_TASK DIRECTIONS_.
From the entries that follow, list every line in which the string "screenshot" appears.

##############################

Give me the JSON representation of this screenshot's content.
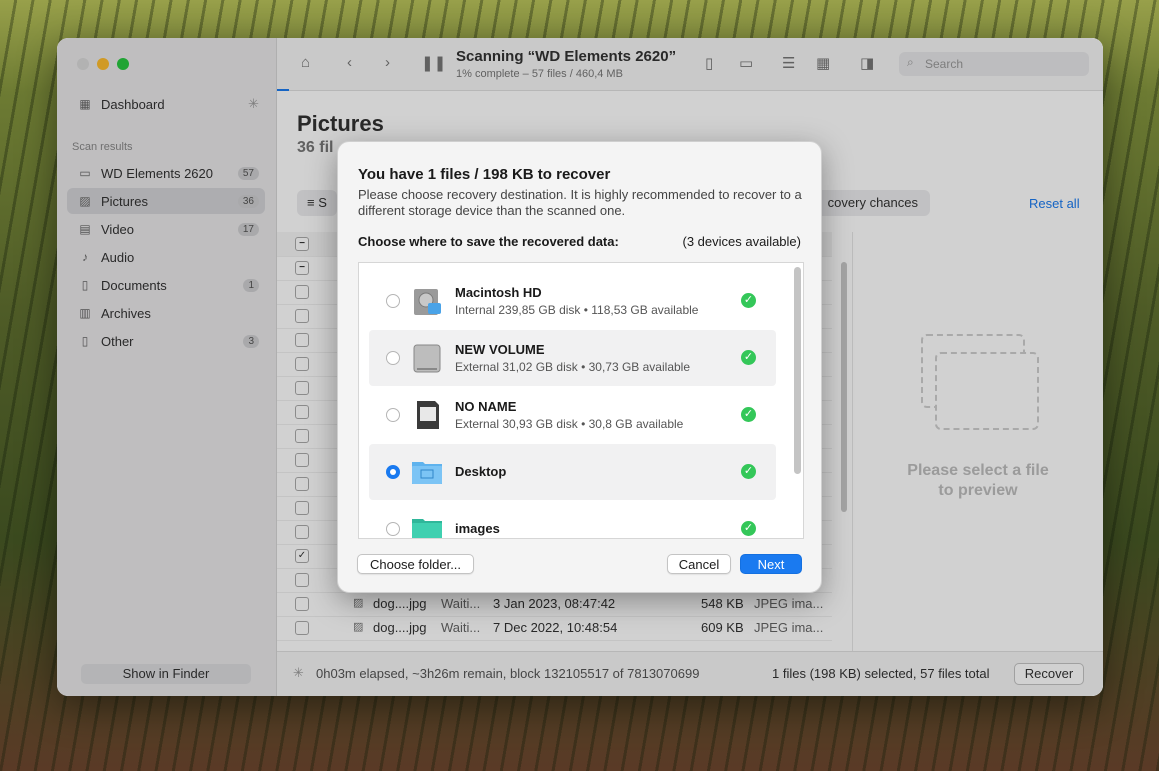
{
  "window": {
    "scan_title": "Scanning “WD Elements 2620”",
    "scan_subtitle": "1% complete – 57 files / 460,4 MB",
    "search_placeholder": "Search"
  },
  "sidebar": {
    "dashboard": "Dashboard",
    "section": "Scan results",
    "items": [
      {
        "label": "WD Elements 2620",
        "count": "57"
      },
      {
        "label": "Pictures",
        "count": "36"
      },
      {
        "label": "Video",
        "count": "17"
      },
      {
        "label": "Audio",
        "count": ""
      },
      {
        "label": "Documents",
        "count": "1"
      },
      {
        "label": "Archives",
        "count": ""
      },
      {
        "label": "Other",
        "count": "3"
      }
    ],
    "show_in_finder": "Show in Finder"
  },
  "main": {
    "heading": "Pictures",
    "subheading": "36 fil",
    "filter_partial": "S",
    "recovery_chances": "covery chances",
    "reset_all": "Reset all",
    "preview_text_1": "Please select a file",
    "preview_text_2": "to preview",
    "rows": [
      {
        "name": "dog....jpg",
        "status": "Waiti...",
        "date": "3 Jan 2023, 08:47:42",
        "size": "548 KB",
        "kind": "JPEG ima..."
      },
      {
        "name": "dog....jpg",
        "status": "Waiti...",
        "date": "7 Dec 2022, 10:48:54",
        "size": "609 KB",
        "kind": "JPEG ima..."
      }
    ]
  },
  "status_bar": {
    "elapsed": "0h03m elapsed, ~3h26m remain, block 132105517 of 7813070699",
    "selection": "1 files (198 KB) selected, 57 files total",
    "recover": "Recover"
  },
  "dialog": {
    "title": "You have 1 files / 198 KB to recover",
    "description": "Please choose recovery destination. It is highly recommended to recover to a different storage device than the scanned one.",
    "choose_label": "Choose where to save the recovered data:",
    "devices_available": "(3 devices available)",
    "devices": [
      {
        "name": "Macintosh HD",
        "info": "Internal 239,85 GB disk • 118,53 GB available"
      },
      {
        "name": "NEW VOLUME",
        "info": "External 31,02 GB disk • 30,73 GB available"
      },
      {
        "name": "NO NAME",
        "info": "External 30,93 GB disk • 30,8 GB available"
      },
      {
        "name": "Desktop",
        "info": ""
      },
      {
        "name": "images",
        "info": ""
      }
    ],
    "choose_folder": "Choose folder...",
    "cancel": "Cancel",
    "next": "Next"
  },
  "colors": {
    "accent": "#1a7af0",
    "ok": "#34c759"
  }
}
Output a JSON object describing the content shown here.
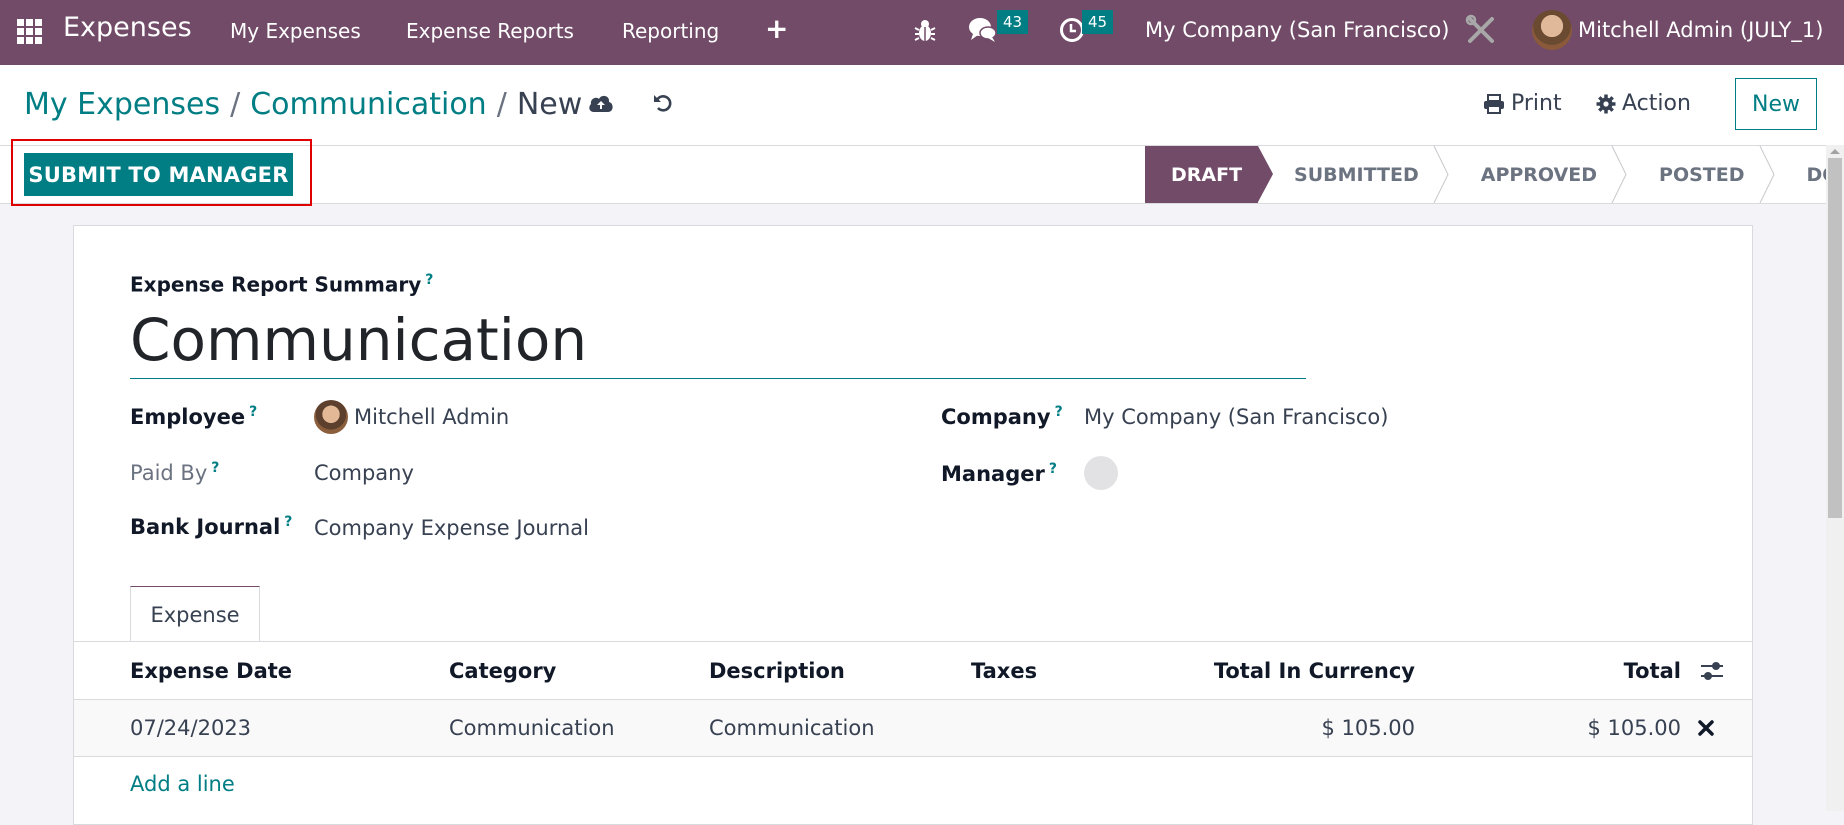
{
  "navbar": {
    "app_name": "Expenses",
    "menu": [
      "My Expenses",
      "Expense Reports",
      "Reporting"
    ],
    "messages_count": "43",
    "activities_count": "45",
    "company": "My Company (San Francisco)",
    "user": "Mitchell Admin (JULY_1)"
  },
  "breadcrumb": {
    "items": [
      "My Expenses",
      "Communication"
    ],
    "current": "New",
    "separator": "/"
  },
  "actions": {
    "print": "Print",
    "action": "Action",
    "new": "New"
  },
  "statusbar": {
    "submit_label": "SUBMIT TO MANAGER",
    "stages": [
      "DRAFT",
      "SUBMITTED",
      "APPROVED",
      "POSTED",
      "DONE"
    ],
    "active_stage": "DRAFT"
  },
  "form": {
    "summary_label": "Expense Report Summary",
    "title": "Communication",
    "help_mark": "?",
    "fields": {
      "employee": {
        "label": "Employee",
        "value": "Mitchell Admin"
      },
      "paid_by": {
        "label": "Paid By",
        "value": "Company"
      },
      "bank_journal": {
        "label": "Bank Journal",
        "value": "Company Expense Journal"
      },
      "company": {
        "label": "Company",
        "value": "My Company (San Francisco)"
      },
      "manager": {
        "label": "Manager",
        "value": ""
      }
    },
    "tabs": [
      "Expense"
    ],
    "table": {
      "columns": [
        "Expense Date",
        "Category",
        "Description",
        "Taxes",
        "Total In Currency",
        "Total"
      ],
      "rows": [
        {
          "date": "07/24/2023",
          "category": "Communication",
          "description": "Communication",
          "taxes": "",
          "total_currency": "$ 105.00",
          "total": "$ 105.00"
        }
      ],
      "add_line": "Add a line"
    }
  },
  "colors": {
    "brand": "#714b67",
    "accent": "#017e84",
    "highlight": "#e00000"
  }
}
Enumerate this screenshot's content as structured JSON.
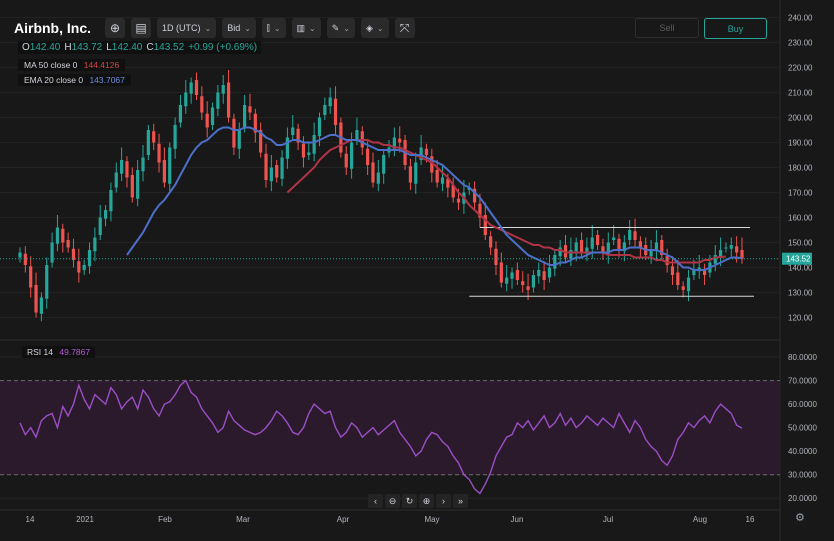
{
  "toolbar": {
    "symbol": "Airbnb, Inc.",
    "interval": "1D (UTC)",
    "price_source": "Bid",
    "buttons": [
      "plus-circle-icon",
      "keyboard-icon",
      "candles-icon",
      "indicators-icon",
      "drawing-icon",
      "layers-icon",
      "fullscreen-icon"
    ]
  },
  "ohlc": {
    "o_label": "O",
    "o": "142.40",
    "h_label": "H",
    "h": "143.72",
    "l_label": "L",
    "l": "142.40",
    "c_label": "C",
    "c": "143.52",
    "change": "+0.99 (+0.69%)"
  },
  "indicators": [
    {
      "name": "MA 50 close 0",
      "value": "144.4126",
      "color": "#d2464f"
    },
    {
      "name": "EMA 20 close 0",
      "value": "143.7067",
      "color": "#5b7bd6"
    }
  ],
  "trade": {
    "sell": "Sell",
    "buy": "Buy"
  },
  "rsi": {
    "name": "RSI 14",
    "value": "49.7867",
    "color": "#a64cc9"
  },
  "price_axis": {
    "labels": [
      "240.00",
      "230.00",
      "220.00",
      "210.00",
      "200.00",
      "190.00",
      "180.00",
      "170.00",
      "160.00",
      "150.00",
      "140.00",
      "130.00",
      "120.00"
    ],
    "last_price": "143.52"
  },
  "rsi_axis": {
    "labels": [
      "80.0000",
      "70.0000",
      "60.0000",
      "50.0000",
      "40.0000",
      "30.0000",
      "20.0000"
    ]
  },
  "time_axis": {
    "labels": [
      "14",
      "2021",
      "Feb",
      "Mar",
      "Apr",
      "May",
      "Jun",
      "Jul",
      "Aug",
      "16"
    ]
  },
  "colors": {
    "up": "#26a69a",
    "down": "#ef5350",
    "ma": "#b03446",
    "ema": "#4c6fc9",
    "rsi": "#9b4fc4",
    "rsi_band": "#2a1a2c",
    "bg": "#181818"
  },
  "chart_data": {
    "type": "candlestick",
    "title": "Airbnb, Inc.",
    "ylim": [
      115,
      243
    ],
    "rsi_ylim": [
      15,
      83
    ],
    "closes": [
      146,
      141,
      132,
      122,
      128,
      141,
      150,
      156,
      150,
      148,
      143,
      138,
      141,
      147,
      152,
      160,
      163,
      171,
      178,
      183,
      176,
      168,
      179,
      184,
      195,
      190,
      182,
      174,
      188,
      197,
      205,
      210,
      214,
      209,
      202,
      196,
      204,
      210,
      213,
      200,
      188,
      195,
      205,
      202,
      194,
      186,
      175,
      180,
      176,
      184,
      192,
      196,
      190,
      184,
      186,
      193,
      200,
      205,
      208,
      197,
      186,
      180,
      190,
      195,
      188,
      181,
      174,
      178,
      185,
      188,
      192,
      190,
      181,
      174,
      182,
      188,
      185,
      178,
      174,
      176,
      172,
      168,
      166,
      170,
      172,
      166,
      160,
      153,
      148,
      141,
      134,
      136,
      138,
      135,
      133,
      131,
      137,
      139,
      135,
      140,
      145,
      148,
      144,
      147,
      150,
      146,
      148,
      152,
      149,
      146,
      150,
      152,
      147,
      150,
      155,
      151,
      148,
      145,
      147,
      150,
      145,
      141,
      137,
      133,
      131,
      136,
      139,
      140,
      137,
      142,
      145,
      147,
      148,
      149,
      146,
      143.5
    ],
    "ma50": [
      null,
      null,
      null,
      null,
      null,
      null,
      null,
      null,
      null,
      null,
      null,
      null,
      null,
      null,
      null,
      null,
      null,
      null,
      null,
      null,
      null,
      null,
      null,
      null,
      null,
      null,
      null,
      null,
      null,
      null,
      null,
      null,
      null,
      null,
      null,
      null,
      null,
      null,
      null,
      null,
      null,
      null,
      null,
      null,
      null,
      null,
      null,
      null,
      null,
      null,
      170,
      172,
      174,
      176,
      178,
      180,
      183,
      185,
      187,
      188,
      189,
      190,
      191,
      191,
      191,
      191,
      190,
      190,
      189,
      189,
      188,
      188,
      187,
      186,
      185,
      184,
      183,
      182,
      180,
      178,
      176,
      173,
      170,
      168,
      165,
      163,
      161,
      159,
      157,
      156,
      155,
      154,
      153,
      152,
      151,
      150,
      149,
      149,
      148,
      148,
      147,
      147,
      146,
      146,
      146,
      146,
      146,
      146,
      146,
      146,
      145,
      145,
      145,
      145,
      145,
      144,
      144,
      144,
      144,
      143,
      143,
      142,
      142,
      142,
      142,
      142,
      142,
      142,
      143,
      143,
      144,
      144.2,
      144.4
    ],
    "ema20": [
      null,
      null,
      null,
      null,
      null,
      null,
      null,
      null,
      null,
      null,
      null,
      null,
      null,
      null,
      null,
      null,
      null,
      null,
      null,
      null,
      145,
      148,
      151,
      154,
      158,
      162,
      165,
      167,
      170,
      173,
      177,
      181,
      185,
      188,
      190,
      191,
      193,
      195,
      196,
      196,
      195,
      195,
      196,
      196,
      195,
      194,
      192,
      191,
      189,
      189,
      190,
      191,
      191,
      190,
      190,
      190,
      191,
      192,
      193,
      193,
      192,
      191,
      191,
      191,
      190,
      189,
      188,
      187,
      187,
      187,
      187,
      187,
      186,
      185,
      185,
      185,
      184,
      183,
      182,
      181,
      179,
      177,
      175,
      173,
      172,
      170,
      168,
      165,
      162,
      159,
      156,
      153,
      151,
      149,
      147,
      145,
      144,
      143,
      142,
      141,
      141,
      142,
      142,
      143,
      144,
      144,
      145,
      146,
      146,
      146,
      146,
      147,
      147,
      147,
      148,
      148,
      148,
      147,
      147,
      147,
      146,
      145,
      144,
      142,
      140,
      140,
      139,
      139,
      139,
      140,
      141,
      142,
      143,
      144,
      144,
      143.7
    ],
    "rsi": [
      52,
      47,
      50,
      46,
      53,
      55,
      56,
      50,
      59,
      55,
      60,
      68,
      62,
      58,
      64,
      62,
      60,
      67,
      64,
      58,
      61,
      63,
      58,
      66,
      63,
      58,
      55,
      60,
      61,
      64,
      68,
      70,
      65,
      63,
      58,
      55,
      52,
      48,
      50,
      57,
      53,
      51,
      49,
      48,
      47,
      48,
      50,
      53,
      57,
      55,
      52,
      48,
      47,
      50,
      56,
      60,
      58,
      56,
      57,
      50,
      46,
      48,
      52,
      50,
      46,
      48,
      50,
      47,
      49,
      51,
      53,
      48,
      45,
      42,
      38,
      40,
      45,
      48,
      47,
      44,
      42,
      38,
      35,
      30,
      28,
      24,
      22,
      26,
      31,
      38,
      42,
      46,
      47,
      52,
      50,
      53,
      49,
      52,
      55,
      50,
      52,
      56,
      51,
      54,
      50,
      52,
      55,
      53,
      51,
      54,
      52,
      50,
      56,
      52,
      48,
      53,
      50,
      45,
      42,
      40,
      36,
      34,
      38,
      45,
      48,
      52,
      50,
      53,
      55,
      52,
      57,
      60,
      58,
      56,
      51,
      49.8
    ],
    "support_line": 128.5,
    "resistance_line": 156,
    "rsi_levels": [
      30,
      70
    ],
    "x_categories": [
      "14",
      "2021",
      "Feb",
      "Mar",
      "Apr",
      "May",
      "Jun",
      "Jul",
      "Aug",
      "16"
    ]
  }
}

##############################

_EXERCISE RESPONSE_.
Give me the JSON representation of this screenshot's content.
Enumerate this screenshot's content as structured JSON.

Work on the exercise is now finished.